-- Start DATASET EXCERPTS --

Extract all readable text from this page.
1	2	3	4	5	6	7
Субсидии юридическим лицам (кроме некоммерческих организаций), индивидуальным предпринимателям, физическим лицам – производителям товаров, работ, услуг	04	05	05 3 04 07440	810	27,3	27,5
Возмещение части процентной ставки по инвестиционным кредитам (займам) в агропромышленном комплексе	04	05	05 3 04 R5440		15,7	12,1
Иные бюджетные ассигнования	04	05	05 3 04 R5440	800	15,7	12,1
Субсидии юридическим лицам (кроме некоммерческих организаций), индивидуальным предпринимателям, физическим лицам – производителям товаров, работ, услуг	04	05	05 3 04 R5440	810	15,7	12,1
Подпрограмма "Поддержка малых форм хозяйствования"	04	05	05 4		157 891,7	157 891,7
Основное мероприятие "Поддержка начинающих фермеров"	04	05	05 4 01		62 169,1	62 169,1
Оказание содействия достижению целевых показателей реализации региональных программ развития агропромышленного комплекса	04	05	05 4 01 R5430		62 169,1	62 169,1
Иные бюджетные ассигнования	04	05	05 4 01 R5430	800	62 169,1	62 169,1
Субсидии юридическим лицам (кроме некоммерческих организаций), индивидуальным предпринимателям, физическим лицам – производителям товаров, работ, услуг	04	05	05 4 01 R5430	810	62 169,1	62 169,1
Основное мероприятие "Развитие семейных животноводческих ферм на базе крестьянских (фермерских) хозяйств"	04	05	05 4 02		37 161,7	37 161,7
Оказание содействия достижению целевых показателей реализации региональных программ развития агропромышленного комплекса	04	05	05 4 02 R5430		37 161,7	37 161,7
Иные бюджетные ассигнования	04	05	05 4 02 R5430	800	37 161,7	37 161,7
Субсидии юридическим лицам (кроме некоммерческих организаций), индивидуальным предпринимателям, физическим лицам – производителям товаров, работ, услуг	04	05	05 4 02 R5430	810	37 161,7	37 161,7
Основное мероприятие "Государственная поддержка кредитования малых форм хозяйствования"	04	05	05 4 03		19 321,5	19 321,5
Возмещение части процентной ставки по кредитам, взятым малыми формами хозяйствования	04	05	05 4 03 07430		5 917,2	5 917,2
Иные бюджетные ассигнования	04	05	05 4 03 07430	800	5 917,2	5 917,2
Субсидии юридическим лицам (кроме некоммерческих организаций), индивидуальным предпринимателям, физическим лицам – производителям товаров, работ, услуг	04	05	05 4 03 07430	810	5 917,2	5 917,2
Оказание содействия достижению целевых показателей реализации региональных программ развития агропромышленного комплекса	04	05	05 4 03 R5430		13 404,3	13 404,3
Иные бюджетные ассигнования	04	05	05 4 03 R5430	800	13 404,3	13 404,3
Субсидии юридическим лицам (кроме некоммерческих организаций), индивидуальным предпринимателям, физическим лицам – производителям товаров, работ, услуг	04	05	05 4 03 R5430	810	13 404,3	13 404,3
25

-- End DATASET EXCERPTS --

## JOB:
Reproduce each line of the material above precisely.

## RESPONSE TO THIS EXERCISE:
Extract all readable text from this page.
1	2	3	4	5	6	7
Субсидии юридическим лицам (кроме некоммерческих организаций), индивидуальным предпринимателям, физическим лицам – производителям товаров, работ, услуг	04	05	05 3 04 07440	810	27,3	27,5
Возмещение части процентной ставки по инвестиционным кредитам (займам) в агропромышленном комплексе	04	05	05 3 04 R5440		15,7	12,1
Иные бюджетные ассигнования	04	05	05 3 04 R5440	800	15,7	12,1
Субсидии юридическим лицам (кроме некоммерческих организаций), индивидуальным предпринимателям, физическим лицам – производителям товаров, работ, услуг	04	05	05 3 04 R5440	810	15,7	12,1
Подпрограмма "Поддержка малых форм хозяйствования"	04	05	05 4		157 891,7	157 891,7
Основное мероприятие "Поддержка начинающих фермеров"	04	05	05 4 01		62 169,1	62 169,1
Оказание содействия достижению целевых показателей реализации региональных программ развития агропромышленного комплекса	04	05	05 4 01 R5430		62 169,1	62 169,1
Иные бюджетные ассигнования	04	05	05 4 01 R5430	800	62 169,1	62 169,1
Субсидии юридическим лицам (кроме некоммерческих организаций), индивидуальным предпринимателям, физическим лицам – производителям товаров, работ, услуг	04	05	05 4 01 R5430	810	62 169,1	62 169,1
Основное мероприятие "Развитие семейных животноводческих ферм на базе крестьянских (фермерских) хозяйств"	04	05	05 4 02		37 161,7	37 161,7
Оказание содействия достижению целевых показателей реализации региональных программ развития агропромышленного комплекса	04	05	05 4 02 R5430		37 161,7	37 161,7
Иные бюджетные ассигнования	04	05	05 4 02 R5430	800	37 161,7	37 161,7
Субсидии юридическим лицам (кроме некоммерческих организаций), индивидуальным предпринимателям, физическим лицам – производителям товаров, работ, услуг	04	05	05 4 02 R5430	810	37 161,7	37 161,7
Основное мероприятие "Государственная поддержка кредитования малых форм хозяйствования"	04	05	05 4 03		19 321,5	19 321,5
Возмещение части процентной ставки по кредитам, взятым малыми формами хозяйствования	04	05	05 4 03 07430		5 917,2	5 917,2
Иные бюджетные ассигнования	04	05	05 4 03 07430	800	5 917,2	5 917,2
Субсидии юридическим лицам (кроме некоммерческих организаций), индивидуальным предпринимателям, физическим лицам – производителям товаров, работ, услуг	04	05	05 4 03 07430	810	5 917,2	5 917,2
Оказание содействия достижению целевых показателей реализации региональных программ развития агропромышленного комплекса	04	05	05 4 03 R5430		13 404,3	13 404,3
Иные бюджетные ассигнования	04	05	05 4 03 R5430	800	13 404,3	13 404,3
Субсидии юридическим лицам (кроме некоммерческих организаций), индивидуальным предпринимателям, физическим лицам – производителям товаров, работ, услуг	04	05	05 4 03 R5430	810	13 404,3	13 404,3
25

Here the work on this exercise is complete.